• **EXERCISE TASK**
From the entries below, say how many lines carry the word "Mercado", and give nothing but the number.

☆ ☆ ☆ ☆ ☆ ☆ ☆

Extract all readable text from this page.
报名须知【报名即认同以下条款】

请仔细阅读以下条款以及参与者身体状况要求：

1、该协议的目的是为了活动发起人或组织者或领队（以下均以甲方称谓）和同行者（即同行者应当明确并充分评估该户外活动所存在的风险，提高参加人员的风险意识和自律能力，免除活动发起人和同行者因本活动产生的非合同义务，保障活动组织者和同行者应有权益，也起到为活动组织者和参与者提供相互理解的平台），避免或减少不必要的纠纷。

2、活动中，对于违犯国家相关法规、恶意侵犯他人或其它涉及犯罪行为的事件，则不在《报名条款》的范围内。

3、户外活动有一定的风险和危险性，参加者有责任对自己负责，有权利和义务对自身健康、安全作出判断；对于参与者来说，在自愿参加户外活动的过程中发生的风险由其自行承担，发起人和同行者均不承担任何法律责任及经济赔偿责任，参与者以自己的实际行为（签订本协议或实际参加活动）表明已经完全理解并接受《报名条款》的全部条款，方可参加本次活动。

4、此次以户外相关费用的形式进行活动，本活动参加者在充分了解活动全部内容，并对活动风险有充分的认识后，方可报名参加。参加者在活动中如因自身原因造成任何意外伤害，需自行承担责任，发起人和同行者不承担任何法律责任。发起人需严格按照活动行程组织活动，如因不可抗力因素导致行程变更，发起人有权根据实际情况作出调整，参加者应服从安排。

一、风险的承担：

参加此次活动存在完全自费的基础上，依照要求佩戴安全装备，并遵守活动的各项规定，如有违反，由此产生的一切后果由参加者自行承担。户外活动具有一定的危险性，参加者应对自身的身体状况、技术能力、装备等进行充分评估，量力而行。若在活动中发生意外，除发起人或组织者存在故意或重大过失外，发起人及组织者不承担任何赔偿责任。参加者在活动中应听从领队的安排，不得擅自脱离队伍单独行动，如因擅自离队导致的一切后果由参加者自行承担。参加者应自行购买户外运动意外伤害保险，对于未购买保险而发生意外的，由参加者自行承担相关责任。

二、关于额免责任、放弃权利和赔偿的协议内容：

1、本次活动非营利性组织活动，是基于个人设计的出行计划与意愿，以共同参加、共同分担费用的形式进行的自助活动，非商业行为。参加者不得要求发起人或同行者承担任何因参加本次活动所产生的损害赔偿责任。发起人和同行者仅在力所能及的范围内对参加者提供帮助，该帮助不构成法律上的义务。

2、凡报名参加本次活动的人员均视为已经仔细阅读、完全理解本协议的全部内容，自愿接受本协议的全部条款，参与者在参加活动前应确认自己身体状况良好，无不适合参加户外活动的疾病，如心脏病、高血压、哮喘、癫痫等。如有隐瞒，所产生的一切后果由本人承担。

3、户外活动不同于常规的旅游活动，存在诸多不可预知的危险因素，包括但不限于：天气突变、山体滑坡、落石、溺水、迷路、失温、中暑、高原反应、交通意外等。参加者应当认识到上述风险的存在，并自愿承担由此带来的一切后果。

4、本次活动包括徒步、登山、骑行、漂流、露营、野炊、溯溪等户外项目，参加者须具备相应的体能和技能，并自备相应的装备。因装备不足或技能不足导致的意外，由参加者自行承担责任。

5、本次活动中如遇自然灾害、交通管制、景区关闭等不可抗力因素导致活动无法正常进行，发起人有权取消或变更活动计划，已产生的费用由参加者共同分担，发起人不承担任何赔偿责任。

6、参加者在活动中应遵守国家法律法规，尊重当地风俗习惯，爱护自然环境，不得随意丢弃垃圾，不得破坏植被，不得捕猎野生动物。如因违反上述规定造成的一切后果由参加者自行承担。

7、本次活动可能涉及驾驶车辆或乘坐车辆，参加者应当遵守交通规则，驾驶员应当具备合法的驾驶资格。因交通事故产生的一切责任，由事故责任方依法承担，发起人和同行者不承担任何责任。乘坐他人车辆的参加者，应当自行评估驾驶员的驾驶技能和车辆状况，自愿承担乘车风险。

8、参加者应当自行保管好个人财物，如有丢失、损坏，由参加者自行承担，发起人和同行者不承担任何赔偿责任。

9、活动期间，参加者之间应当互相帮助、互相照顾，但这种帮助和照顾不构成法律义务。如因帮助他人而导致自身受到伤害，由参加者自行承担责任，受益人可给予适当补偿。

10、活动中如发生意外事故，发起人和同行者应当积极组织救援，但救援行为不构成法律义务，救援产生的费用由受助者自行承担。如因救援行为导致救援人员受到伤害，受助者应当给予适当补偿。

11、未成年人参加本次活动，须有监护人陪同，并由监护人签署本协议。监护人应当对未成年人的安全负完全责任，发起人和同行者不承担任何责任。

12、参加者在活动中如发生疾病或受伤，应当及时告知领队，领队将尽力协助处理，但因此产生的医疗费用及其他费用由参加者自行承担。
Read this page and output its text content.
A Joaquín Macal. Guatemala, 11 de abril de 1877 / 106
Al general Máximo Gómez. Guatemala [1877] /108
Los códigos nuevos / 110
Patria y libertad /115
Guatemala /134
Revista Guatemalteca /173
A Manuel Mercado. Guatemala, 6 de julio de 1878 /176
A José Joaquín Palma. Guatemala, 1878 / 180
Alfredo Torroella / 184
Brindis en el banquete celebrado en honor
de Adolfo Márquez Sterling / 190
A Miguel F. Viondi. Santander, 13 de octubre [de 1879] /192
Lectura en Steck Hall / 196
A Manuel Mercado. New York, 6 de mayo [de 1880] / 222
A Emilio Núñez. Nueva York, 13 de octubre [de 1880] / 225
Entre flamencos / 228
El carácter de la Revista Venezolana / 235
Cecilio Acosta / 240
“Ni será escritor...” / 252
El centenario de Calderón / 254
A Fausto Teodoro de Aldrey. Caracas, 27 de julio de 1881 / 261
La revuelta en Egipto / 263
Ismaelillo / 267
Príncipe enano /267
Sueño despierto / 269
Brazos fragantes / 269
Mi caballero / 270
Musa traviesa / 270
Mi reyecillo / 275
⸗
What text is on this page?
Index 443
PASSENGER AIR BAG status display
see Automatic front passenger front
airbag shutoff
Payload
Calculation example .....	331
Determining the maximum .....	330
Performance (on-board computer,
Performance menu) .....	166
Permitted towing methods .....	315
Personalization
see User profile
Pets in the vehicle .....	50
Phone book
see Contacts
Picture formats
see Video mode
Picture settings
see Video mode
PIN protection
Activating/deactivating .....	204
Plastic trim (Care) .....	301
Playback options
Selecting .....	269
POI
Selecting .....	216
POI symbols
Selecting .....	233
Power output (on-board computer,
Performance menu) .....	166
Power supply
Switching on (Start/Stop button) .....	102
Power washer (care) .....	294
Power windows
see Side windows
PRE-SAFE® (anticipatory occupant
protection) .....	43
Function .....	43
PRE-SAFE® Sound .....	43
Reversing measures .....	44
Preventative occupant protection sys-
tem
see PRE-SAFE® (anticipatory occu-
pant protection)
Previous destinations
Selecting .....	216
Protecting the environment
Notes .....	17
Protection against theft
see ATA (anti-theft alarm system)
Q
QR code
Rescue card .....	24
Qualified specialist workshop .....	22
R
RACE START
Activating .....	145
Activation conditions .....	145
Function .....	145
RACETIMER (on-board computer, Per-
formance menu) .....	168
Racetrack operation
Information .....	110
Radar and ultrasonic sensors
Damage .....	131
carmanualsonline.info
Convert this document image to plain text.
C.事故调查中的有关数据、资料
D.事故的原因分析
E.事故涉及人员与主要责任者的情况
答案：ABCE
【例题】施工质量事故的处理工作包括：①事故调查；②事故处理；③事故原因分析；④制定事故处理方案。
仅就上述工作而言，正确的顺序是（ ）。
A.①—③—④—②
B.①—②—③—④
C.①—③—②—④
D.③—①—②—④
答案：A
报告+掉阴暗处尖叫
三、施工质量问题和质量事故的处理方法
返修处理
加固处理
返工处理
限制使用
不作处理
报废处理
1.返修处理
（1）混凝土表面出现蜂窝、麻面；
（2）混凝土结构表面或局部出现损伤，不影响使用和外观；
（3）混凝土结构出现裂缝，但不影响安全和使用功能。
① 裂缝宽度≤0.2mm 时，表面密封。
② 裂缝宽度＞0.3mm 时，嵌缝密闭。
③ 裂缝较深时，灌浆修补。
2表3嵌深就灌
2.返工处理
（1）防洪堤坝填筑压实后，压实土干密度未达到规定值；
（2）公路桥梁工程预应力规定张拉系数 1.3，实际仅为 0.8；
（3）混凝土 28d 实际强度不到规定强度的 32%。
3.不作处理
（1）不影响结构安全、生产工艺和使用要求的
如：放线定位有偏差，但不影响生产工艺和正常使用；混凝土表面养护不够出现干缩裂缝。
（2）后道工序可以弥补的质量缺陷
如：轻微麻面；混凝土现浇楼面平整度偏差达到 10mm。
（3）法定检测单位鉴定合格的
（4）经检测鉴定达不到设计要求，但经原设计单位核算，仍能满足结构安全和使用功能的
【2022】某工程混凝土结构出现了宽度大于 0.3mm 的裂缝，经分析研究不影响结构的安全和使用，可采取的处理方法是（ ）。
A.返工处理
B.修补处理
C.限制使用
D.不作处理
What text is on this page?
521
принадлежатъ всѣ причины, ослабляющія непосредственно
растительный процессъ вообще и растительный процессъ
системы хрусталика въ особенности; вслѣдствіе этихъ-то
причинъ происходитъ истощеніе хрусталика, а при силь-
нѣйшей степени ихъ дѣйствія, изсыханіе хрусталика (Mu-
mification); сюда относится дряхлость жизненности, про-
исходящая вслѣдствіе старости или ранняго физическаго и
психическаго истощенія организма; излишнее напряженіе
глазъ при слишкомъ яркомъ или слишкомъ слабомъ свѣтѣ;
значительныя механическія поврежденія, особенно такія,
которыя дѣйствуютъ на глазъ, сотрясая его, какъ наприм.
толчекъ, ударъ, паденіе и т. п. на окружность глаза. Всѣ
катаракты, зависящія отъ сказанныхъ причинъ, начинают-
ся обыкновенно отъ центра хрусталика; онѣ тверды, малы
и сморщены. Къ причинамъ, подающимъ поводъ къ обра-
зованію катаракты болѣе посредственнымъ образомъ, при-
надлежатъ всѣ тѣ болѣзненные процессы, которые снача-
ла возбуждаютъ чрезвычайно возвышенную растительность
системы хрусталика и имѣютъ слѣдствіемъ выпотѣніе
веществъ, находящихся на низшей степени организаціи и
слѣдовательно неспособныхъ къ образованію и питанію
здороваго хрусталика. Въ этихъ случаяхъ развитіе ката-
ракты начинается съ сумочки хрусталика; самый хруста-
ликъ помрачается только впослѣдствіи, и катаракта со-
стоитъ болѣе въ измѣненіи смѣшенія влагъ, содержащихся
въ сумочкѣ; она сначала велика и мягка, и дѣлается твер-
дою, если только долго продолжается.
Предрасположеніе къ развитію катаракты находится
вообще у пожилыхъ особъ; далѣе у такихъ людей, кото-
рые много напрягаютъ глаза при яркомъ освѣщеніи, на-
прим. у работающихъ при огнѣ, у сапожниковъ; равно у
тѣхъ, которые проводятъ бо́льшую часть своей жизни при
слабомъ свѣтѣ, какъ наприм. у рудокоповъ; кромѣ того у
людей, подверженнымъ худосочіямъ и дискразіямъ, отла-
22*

☆ ☆ ☆ ☆ ☆ ☆ ☆

• **ANSWER BELOW**
2